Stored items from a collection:
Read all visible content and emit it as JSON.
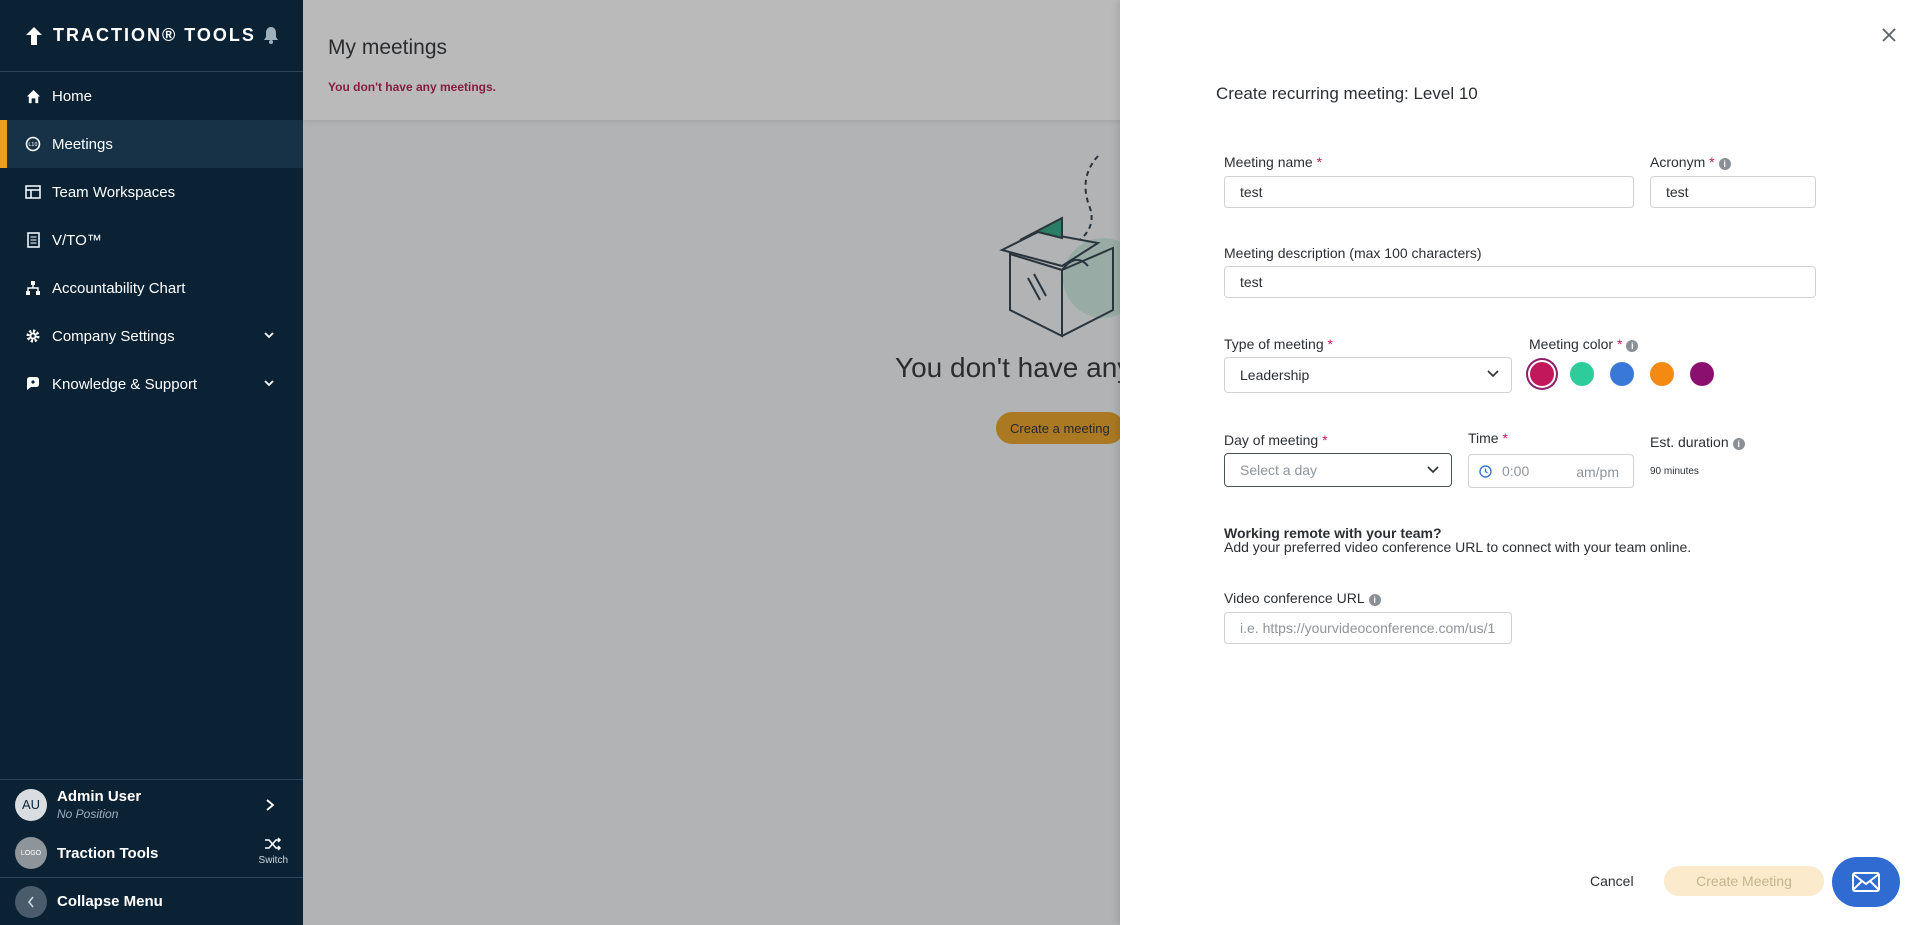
{
  "brand": {
    "name": "TRACTION® TOOLS"
  },
  "sidebar": {
    "items": [
      {
        "label": "Home",
        "icon": "home-icon"
      },
      {
        "label": "Meetings",
        "icon": "meetings-icon",
        "active": true
      },
      {
        "label": "Team Workspaces",
        "icon": "workspace-icon"
      },
      {
        "label": "V/TO™",
        "icon": "document-icon"
      },
      {
        "label": "Accountability Chart",
        "icon": "org-chart-icon"
      },
      {
        "label": "Company Settings",
        "icon": "gear-icon",
        "expandable": true
      },
      {
        "label": "Knowledge & Support",
        "icon": "support-icon",
        "expandable": true
      }
    ],
    "user": {
      "initials": "AU",
      "name": "Admin User",
      "position": "No Position"
    },
    "org": {
      "logo_text": "LOGO",
      "name": "Traction Tools",
      "switch_label": "Switch"
    },
    "collapse_label": "Collapse Menu"
  },
  "main": {
    "title": "My meetings",
    "note": "You don't have any meetings.",
    "empty_title": "You don't have any meetings",
    "create_button": "Create a meeting"
  },
  "drawer": {
    "title": "Create recurring meeting: Level 10",
    "meeting_name": {
      "label": "Meeting name",
      "value": "test"
    },
    "acronym": {
      "label": "Acronym",
      "value": "test"
    },
    "description": {
      "label": "Meeting description (max 100 characters)",
      "value": "test"
    },
    "type": {
      "label": "Type of meeting",
      "value": "Leadership"
    },
    "color": {
      "label": "Meeting color",
      "options": [
        "#c2185b",
        "#2ecc9a",
        "#3a78d8",
        "#f48a12",
        "#8a0f6e"
      ],
      "selected": "#c2185b"
    },
    "day": {
      "label": "Day of meeting",
      "placeholder": "Select a day"
    },
    "time": {
      "label": "Time",
      "placeholder": "0:00",
      "ampm": "am/pm"
    },
    "duration": {
      "label": "Est. duration",
      "value": "90 minutes"
    },
    "remote": {
      "title": "Working remote with your team?",
      "description": "Add your preferred video conference URL to connect with your team online."
    },
    "video_url": {
      "label": "Video conference URL",
      "placeholder": "i.e. https://yourvideoconference.com/us/1"
    },
    "cancel_label": "Cancel",
    "create_label": "Create Meeting"
  },
  "colors": {
    "sidebar_bg": "#0b2235",
    "accent": "#e8a020",
    "required": "#c2185b",
    "chat": "#2f6bd1"
  }
}
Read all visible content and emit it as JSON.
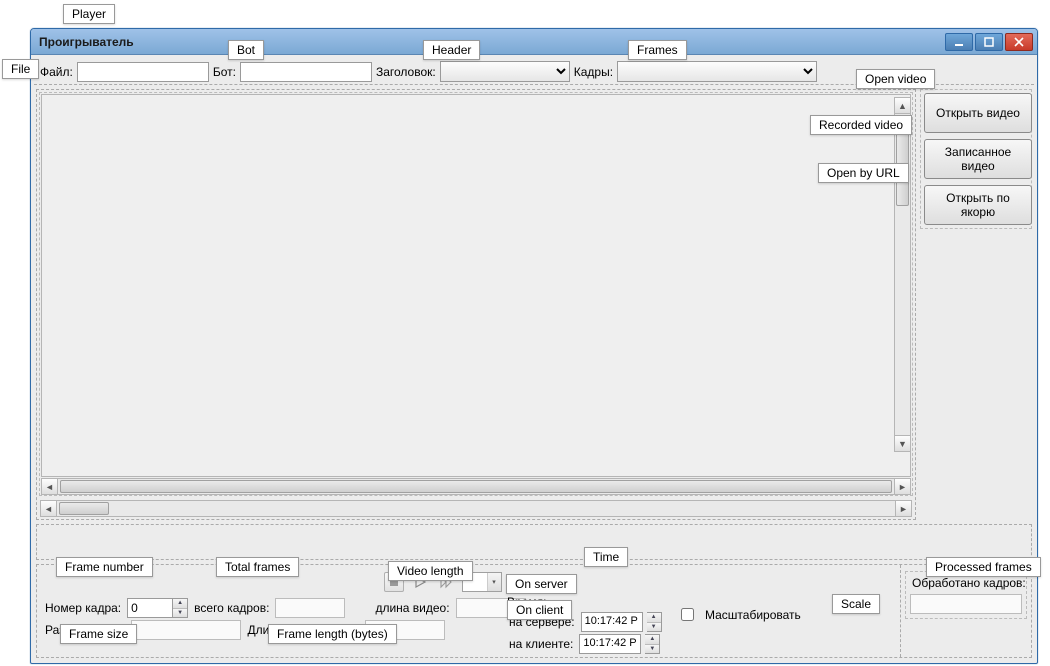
{
  "window": {
    "title": "Проигрыватель"
  },
  "top": {
    "file_label": "Файл:",
    "bot_label": "Бот:",
    "header_label": "Заголовок:",
    "frames_label": "Кадры:"
  },
  "right_buttons": {
    "open_video": "Открыть видео",
    "recorded_video": "Записанное видео",
    "open_by_url": "Открыть по якорю"
  },
  "bottom": {
    "frame_number_label": "Номер кадра:",
    "frame_number_value": "0",
    "total_frames_label": "всего кадров:",
    "video_length_label": "длина видео:",
    "frame_size_label": "Размер кадра:",
    "frame_length_bytes_label": "Длина кадра (байт):",
    "scale_label": "Масштабировать"
  },
  "time": {
    "heading": "Время:",
    "server_label": "на сервере:",
    "server_value": "10:17:42 P",
    "client_label": "на клиенте:",
    "client_value": "10:17:42 P"
  },
  "processed": {
    "label": "Обработано кадров:"
  },
  "callouts": {
    "player": "Player",
    "file": "File",
    "bot": "Bot",
    "header": "Header",
    "frames": "Frames",
    "open_video": "Open video",
    "recorded_video": "Recorded video",
    "open_by_url": "Open by URL",
    "frame_number": "Frame number",
    "total_frames": "Total frames",
    "video_length": "Video length",
    "frame_size": "Frame size",
    "frame_length_bytes": "Frame length (bytes)",
    "time": "Time",
    "on_server": "On server",
    "on_client": "On client",
    "scale": "Scale",
    "processed_frames": "Processed frames"
  }
}
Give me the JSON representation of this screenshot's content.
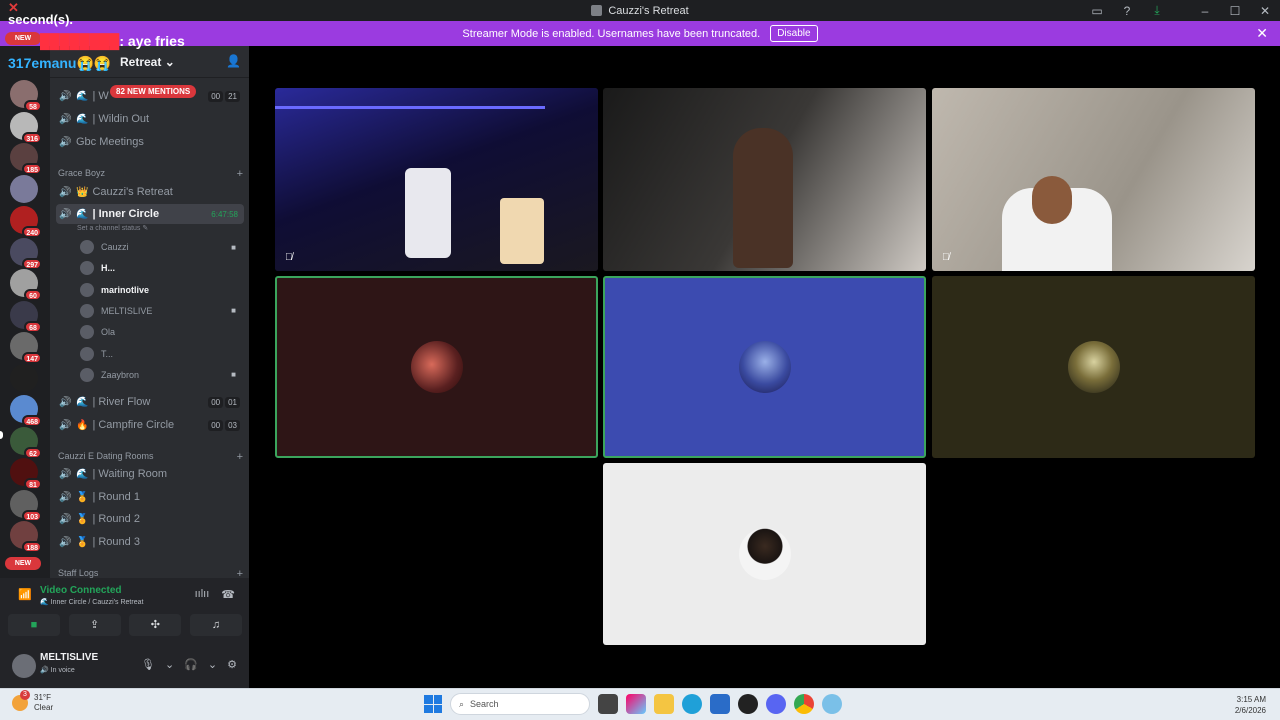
{
  "window": {
    "title": "Cauzzi's Retreat"
  },
  "banner": {
    "text": "Streamer Mode is enabled. Usernames have been truncated.",
    "disable_label": "Disable"
  },
  "overlay": {
    "line1_prefix": "",
    "line2": "second(s).",
    "chat1_text": ": aye fries",
    "chat2_user": "317emanu",
    "chat2_emoji": "😭😭"
  },
  "rail": {
    "new_label": "NEW",
    "badges": [
      "58",
      "316",
      "185",
      "",
      "240",
      "297",
      "60",
      "68",
      "147",
      "",
      "468",
      "62",
      "81",
      "103",
      "188"
    ],
    "bottom_new_label": "NEW"
  },
  "server": {
    "name": "Retreat",
    "mentions": "82 NEW MENTIONS"
  },
  "channels": {
    "top": [
      {
        "label": "| W",
        "counts": [
          "00",
          "21"
        ]
      },
      {
        "label": "| Wildin Out",
        "counts": []
      },
      {
        "label": "Gbc Meetings",
        "counts": []
      }
    ],
    "cat_grace": "Grace Boyz",
    "grace": [
      {
        "label": "Cauzzi's Retreat"
      },
      {
        "label": "| Inner Circle",
        "timer": "6:47:58"
      }
    ],
    "status_sub": "Set a channel status",
    "voice_users": [
      {
        "name": "Cauzzi",
        "bold": false
      },
      {
        "name": "H...",
        "bold": true
      },
      {
        "name": "marinotlive",
        "bold": true
      },
      {
        "name": "MELTISLIVE",
        "bold": false
      },
      {
        "name": "Ola",
        "bold": false
      },
      {
        "name": "T...",
        "bold": false
      },
      {
        "name": "Zaaybron",
        "bold": false
      }
    ],
    "after": [
      {
        "label": "| River Flow",
        "counts": [
          "00",
          "01"
        ]
      },
      {
        "label": "| Campfire Circle",
        "counts": [
          "00",
          "03"
        ]
      }
    ],
    "cat_dating": "Cauzzi E Dating Rooms",
    "dating": [
      {
        "label": "| Waiting Room"
      },
      {
        "label": "| Round 1"
      },
      {
        "label": "| Round 2"
      },
      {
        "label": "| Round 3"
      }
    ],
    "cat_staff": "Staff Logs"
  },
  "voice": {
    "status": "Video Connected",
    "channel": "Inner Circle / Cauzzi's Retreat"
  },
  "user": {
    "name": "MELTISLIVE",
    "sub": "In voice"
  },
  "taskbar": {
    "temp": "31°F",
    "condition": "Clear",
    "weather_badge": "3",
    "search_placeholder": "Search",
    "time": "3:15 AM",
    "date": "2/6/2026"
  },
  "colors": {
    "accent_green": "#3ba55d",
    "banner_purple": "#9b3be0",
    "mention_red": "#da373c",
    "tile_maroon": "#2e1516",
    "tile_blue": "#3c4bb0",
    "tile_olive": "#2d2a17",
    "tile_light": "#ececec"
  }
}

- [Task goal] The pictures should not appear in the copy; every other part of the records above must be returned exactly.

- [Written solution]
Read all visible content and emit it as JSON.
{
  "brand": {
    "name": "TRACTION® TOOLS"
  },
  "sidebar": {
    "items": [
      {
        "label": "Home",
        "icon": "home-icon"
      },
      {
        "label": "Meetings",
        "icon": "meetings-icon",
        "active": true
      },
      {
        "label": "Team Workspaces",
        "icon": "workspace-icon"
      },
      {
        "label": "V/TO™",
        "icon": "document-icon"
      },
      {
        "label": "Accountability Chart",
        "icon": "org-chart-icon"
      },
      {
        "label": "Company Settings",
        "icon": "gear-icon",
        "expandable": true
      },
      {
        "label": "Knowledge & Support",
        "icon": "support-icon",
        "expandable": true
      }
    ],
    "user": {
      "initials": "AU",
      "name": "Admin User",
      "position": "No Position"
    },
    "org": {
      "logo_text": "LOGO",
      "name": "Traction Tools",
      "switch_label": "Switch"
    },
    "collapse_label": "Collapse Menu"
  },
  "main": {
    "title": "My meetings",
    "note": "You don't have any meetings.",
    "empty_title": "You don't have any meetings",
    "create_button": "Create a meeting"
  },
  "drawer": {
    "title": "Create recurring meeting: Level 10",
    "meeting_name": {
      "label": "Meeting name",
      "value": "test"
    },
    "acronym": {
      "label": "Acronym",
      "value": "test"
    },
    "description": {
      "label": "Meeting description (max 100 characters)",
      "value": "test"
    },
    "type": {
      "label": "Type of meeting",
      "value": "Leadership"
    },
    "color": {
      "label": "Meeting color",
      "options": [
        "#c2185b",
        "#2ecc9a",
        "#3a78d8",
        "#f48a12",
        "#8a0f6e"
      ],
      "selected": "#c2185b"
    },
    "day": {
      "label": "Day of meeting",
      "placeholder": "Select a day"
    },
    "time": {
      "label": "Time",
      "placeholder": "0:00",
      "ampm": "am/pm"
    },
    "duration": {
      "label": "Est. duration",
      "value": "90 minutes"
    },
    "remote": {
      "title": "Working remote with your team?",
      "description": "Add your preferred video conference URL to connect with your team online."
    },
    "video_url": {
      "label": "Video conference URL",
      "placeholder": "i.e. https://yourvideoconference.com/us/1"
    },
    "cancel_label": "Cancel",
    "create_label": "Create Meeting"
  },
  "colors": {
    "sidebar_bg": "#0b2235",
    "accent": "#e8a020",
    "required": "#c2185b",
    "chat": "#2f6bd1"
  }
}
Read all visible content and emit it as JSON.
{
  "window": {
    "title": "Проигрыватель"
  },
  "top": {
    "file_label": "Файл:",
    "bot_label": "Бот:",
    "header_label": "Заголовок:",
    "frames_label": "Кадры:"
  },
  "right_buttons": {
    "open_video": "Открыть видео",
    "recorded_video": "Записанное видео",
    "open_by_url": "Открыть по якорю"
  },
  "bottom": {
    "frame_number_label": "Номер кадра:",
    "frame_number_value": "0",
    "total_frames_label": "всего кадров:",
    "video_length_label": "длина видео:",
    "frame_size_label": "Размер кадра:",
    "frame_length_bytes_label": "Длина кадра (байт):",
    "scale_label": "Масштабировать"
  },
  "time": {
    "heading": "Время:",
    "server_label": "на сервере:",
    "server_value": "10:17:42 P",
    "client_label": "на клиенте:",
    "client_value": "10:17:42 P"
  },
  "processed": {
    "label": "Обработано кадров:"
  },
  "callouts": {
    "player": "Player",
    "file": "File",
    "bot": "Bot",
    "header": "Header",
    "frames": "Frames",
    "open_video": "Open video",
    "recorded_video": "Recorded video",
    "open_by_url": "Open by URL",
    "frame_number": "Frame number",
    "total_frames": "Total frames",
    "video_length": "Video length",
    "frame_size": "Frame size",
    "frame_length_bytes": "Frame length (bytes)",
    "time": "Time",
    "on_server": "On server",
    "on_client": "On client",
    "scale": "Scale",
    "processed_frames": "Processed frames"
  }
}
Give me the JSON representation of this screenshot's content.
{
  "window": {
    "title": "Cauzzi's Retreat"
  },
  "banner": {
    "text": "Streamer Mode is enabled. Usernames have been truncated.",
    "disable_label": "Disable"
  },
  "overlay": {
    "line1_prefix": "",
    "line2": "second(s).",
    "chat1_text": ": aye fries",
    "chat2_user": "317emanu",
    "chat2_emoji": "😭😭"
  },
  "rail": {
    "new_label": "NEW",
    "badges": [
      "58",
      "316",
      "185",
      "",
      "240",
      "297",
      "60",
      "68",
      "147",
      "",
      "468",
      "62",
      "81",
      "103",
      "188"
    ],
    "bottom_new_label": "NEW"
  },
  "server": {
    "name": "Retreat",
    "mentions": "82 NEW MENTIONS"
  },
  "channels": {
    "top": [
      {
        "label": "| W",
        "counts": [
          "00",
          "21"
        ]
      },
      {
        "label": "| Wildin Out",
        "counts": []
      },
      {
        "label": "Gbc Meetings",
        "counts": []
      }
    ],
    "cat_grace": "Grace Boyz",
    "grace": [
      {
        "label": "Cauzzi's Retreat"
      },
      {
        "label": "| Inner Circle",
        "timer": "6:47:58"
      }
    ],
    "status_sub": "Set a channel status",
    "voice_users": [
      {
        "name": "Cauzzi",
        "bold": false
      },
      {
        "name": "H...",
        "bold": true
      },
      {
        "name": "marinotlive",
        "bold": true
      },
      {
        "name": "MELTISLIVE",
        "bold": false
      },
      {
        "name": "Ola",
        "bold": false
      },
      {
        "name": "T...",
        "bold": false
      },
      {
        "name": "Zaaybron",
        "bold": false
      }
    ],
    "after": [
      {
        "label": "| River Flow",
        "counts": [
          "00",
          "01"
        ]
      },
      {
        "label": "| Campfire Circle",
        "counts": [
          "00",
          "03"
        ]
      }
    ],
    "cat_dating": "Cauzzi E Dating Rooms",
    "dating": [
      {
        "label": "| Waiting Room"
      },
      {
        "label": "| Round 1"
      },
      {
        "label": "| Round 2"
      },
      {
        "label": "| Round 3"
      }
    ],
    "cat_staff": "Staff Logs"
  },
  "voice": {
    "status": "Video Connected",
    "channel": "Inner Circle / Cauzzi's Retreat"
  },
  "user": {
    "name": "MELTISLIVE",
    "sub": "In voice"
  },
  "taskbar": {
    "temp": "31°F",
    "condition": "Clear",
    "weather_badge": "3",
    "search_placeholder": "Search",
    "time": "3:15 AM",
    "date": "2/6/2026"
  },
  "colors": {
    "accent_green": "#3ba55d",
    "banner_purple": "#9b3be0",
    "mention_red": "#da373c",
    "tile_maroon": "#2e1516",
    "tile_blue": "#3c4bb0",
    "tile_olive": "#2d2a17",
    "tile_light": "#ececec"
  }
}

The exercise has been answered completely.